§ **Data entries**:
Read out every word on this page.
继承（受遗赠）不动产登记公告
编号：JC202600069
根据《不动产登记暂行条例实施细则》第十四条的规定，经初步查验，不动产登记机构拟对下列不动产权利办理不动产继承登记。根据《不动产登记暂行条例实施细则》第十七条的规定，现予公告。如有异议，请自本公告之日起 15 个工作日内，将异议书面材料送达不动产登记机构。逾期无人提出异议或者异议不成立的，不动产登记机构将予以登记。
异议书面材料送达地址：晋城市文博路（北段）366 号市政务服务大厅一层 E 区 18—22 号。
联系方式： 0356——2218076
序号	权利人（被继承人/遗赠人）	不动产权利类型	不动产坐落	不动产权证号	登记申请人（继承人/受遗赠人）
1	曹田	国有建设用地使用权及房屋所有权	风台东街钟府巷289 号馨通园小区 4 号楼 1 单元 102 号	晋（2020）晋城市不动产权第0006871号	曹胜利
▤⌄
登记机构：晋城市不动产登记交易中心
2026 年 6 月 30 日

§ **Brief**: Please restate the records in full, word for word.

§ **Reply**:
Read out every word on this page.
继承（受遗赠）不动产登记公告
编号：JC202600069
根据《不动产登记暂行条例实施细则》第十四条的规定，经初步查验，不动产登记机构拟对下列不动产权利办理不动产继承登记。根据《不动产登记暂行条例实施细则》第十七条的规定，现予公告。如有异议，请自本公告之日起 15 个工作日内，将异议书面材料送达不动产登记机构。逾期无人提出异议或者异议不成立的，不动产登记机构将予以登记。
异议书面材料送达地址：晋城市文博路（北段）366 号市政务服务大厅一层 E 区 18—22 号。
联系方式： 0356——2218076
序号	权利人（被继承人/遗赠人）	不动产权利类型	不动产坐落	不动产权证号	登记申请人（继承人/受遗赠人）
1	曹田	国有建设用地使用权及房屋所有权	风台东街钟府巷289 号馨通园小区 4 号楼 1 单元 102 号	晋（2020）晋城市不动产权第0006871号	曹胜利
▤⌄
登记机构：晋城市不动产登记交易中心
2026 年 6 月 30 日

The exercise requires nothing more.